DIRECTIONS
Give the records again from their start through the line that contains "The threaded bolt 316 is at (228, 47).", inclusive, with "sectional elevation" replaced by "cross-sectional view" and nothing else changed.

-------- RECORDED INFORMATION --------

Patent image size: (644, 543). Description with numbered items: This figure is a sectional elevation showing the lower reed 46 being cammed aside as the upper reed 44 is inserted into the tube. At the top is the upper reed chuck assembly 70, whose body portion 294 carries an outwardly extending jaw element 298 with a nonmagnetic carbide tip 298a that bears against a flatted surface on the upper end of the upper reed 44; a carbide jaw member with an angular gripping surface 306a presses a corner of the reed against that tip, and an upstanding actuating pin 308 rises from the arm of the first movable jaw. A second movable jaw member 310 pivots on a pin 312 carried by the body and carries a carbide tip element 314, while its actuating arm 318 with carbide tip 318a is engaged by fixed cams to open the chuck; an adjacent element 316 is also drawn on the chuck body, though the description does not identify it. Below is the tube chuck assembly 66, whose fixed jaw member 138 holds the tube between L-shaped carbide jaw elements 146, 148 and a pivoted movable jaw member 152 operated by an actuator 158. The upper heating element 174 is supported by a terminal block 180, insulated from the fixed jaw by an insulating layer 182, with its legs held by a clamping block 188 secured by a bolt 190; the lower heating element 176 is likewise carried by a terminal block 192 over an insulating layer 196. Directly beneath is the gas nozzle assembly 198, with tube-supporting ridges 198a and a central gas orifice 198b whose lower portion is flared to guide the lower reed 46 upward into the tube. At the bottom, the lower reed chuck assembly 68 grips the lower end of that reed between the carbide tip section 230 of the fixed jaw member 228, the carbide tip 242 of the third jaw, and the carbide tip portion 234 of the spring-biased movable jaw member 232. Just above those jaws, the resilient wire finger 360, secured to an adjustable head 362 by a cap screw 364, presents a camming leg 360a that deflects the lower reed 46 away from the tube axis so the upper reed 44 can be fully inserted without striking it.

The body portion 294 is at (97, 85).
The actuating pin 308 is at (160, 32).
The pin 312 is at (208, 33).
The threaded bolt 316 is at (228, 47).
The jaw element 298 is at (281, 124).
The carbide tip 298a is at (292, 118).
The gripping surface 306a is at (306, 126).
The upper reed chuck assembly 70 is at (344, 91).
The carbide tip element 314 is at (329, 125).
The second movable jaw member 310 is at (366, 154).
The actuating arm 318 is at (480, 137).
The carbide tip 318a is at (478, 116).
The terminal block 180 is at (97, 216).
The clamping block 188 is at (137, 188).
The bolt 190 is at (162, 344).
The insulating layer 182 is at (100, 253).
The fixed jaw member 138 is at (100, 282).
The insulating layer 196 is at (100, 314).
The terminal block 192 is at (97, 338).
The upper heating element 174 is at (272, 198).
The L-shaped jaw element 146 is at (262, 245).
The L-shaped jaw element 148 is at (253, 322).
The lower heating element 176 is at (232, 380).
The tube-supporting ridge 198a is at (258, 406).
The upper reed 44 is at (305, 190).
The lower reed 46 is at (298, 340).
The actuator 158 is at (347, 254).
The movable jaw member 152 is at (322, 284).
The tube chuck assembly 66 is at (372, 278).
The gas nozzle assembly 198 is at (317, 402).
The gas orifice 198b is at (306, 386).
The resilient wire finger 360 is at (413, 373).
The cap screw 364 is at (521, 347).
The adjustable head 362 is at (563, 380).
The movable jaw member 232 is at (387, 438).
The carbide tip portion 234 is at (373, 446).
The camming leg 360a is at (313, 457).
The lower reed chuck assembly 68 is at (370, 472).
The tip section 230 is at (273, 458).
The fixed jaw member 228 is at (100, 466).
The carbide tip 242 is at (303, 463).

--------

WRITTEN SOLUTION
Patent image size: (644, 543). Description with numbered items: This figure is a cross-sectional view showing the lower reed 46 being cammed aside as the upper reed 44 is inserted into the tube. At the top is the upper reed chuck assembly 70, whose body portion 294 carries an outwardly extending jaw element 298 with a nonmagnetic carbide tip 298a that bears against a flatted surface on the upper end of the upper reed 44; a carbide jaw member with an angular gripping surface 306a presses a corner of the reed against that tip, and an upstanding actuating pin 308 rises from the arm of the first movable jaw. A second movable jaw member 310 pivots on a pin 312 carried by the body and carries a carbide tip element 314, while its actuating arm 318 with carbide tip 318a is engaged by fixed cams to open the chuck; an adjacent element 316 is also drawn on the chuck body, though the description does not identify it. Below is the tube chuck assembly 66, whose fixed jaw member 138 holds the tube between L-shaped carbide jaw elements 146, 148 and a pivoted movable jaw member 152 operated by an actuator 158. The upper heating element 174 is supported by a terminal block 180, insulated from the fixed jaw by an insulating layer 182, with its legs held by a clamping block 188 secured by a bolt 190; the lower heating element 176 is likewise carried by a terminal block 192 over an insulating layer 196. Directly beneath is the gas nozzle assembly 198, with tube-supporting ridges 198a and a central gas orifice 198b whose lower portion is flared to guide the lower reed 46 upward into the tube. At the bottom, the lower reed chuck assembly 68 grips the lower end of that reed between the carbide tip section 230 of the fixed jaw member 228, the carbide tip 242 of the third jaw, and the carbide tip portion 234 of the spring-biased movable jaw member 232. Just above those jaws, the resilient wire finger 360, secured to an adjustable head 362 by a cap screw 364, presents a camming leg 360a that deflects the lower reed 46 away from the tube axis so the upper reed 44 can be fully inserted without striking it.

The body portion 294 is at (97, 85).
The actuating pin 308 is at (160, 32).
The pin 312 is at (208, 33).
The threaded bolt 316 is at (228, 47).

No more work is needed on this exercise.